## EXERCISE:
Read the listing and extract each line that includes the word "vscode".

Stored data
-- start --

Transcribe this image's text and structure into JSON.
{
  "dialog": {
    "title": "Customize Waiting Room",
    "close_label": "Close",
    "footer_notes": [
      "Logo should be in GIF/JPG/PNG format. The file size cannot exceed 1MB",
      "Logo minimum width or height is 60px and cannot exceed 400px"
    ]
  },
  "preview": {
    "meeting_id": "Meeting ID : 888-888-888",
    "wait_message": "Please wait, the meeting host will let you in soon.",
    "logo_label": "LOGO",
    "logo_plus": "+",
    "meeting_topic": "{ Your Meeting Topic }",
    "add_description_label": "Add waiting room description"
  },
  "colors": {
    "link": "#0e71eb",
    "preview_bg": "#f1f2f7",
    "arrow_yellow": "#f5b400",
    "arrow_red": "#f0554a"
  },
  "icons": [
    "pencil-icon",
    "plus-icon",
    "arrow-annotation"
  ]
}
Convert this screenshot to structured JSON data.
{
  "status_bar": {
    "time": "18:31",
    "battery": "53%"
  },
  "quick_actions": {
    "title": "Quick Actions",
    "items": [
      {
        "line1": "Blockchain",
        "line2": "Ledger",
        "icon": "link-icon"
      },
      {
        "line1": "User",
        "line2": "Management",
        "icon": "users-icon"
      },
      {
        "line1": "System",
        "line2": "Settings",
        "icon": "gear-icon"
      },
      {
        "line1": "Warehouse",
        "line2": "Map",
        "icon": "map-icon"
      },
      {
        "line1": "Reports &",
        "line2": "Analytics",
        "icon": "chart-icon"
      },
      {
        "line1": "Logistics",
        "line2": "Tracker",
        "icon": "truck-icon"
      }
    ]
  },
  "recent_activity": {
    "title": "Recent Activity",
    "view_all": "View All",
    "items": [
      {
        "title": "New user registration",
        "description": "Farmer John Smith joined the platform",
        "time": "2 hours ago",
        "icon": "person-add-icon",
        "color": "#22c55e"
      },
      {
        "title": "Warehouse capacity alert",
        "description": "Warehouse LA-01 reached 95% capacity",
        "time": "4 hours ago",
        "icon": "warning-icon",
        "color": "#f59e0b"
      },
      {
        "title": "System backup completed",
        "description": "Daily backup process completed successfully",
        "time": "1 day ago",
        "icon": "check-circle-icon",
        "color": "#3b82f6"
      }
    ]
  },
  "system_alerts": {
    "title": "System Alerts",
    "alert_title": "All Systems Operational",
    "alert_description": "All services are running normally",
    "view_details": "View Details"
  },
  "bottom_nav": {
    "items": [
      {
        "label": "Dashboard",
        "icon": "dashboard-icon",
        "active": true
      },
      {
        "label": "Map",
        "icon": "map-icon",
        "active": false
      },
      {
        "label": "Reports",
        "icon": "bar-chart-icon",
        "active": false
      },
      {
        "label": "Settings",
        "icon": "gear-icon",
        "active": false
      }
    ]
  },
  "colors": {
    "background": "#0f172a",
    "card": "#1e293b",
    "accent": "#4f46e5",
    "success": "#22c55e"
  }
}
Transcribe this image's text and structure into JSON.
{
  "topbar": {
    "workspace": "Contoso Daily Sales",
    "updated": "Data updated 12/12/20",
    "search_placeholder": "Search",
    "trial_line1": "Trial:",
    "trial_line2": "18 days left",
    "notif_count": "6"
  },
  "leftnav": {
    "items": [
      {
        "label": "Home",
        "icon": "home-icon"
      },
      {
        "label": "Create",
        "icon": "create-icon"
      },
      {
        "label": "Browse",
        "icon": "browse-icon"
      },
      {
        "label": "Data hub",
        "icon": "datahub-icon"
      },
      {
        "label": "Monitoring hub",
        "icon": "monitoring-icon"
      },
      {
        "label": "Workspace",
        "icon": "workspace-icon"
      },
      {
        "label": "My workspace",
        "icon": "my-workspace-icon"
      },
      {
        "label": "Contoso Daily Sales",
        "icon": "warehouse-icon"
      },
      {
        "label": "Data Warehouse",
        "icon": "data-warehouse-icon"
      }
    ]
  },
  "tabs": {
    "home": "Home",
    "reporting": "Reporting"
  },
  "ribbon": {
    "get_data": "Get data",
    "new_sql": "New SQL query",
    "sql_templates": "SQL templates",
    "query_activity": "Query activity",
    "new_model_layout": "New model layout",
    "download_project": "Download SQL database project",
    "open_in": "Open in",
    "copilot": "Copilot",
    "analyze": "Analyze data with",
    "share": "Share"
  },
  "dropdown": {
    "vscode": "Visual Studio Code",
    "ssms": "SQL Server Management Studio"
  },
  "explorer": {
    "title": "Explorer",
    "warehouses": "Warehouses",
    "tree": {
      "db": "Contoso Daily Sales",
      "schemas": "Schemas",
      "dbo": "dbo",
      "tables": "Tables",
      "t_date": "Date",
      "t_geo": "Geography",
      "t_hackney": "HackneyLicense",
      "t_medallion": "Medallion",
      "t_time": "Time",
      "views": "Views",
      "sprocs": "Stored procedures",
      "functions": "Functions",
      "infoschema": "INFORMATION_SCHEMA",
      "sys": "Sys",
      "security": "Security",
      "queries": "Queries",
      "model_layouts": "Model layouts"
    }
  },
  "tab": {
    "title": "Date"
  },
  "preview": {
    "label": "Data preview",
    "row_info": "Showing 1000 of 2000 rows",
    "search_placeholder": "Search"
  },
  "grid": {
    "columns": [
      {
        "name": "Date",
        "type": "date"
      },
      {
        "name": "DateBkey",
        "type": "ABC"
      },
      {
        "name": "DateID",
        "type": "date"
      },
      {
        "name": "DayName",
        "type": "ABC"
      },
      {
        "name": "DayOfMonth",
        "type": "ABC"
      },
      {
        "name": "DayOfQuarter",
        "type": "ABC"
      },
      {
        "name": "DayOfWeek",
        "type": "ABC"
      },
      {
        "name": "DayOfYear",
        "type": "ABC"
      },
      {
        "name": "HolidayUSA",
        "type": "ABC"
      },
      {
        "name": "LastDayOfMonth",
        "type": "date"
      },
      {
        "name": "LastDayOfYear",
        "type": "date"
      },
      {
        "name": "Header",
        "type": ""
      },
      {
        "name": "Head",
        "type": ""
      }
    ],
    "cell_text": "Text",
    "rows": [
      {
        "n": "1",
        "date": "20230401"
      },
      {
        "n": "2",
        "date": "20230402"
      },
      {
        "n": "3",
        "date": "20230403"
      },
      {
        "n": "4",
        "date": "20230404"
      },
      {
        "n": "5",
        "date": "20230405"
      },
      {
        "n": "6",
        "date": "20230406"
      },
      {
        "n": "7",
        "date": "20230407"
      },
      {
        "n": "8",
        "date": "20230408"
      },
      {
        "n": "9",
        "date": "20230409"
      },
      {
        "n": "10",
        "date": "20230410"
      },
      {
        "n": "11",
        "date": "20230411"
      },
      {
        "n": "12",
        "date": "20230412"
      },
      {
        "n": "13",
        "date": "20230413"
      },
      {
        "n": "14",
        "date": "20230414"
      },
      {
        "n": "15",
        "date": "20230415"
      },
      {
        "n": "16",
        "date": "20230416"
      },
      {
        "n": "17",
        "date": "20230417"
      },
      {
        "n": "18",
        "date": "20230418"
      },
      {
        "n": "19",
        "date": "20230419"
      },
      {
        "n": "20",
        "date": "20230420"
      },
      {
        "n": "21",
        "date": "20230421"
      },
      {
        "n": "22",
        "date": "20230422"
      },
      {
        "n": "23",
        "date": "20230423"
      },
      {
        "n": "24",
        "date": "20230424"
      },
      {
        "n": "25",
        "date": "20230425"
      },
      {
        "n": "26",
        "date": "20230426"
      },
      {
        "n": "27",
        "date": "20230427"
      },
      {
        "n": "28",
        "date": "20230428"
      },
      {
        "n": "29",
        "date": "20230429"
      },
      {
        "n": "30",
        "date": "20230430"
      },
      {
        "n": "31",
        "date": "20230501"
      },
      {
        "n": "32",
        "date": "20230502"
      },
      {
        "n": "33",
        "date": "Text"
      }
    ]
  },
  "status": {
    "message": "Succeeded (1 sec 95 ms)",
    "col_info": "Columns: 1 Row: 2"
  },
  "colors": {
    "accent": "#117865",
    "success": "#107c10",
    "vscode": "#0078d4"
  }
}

-- end --

## THE COMPLETED TASK:
    "vscode": "Visual Studio Code",
    "vscode": "#0078d4"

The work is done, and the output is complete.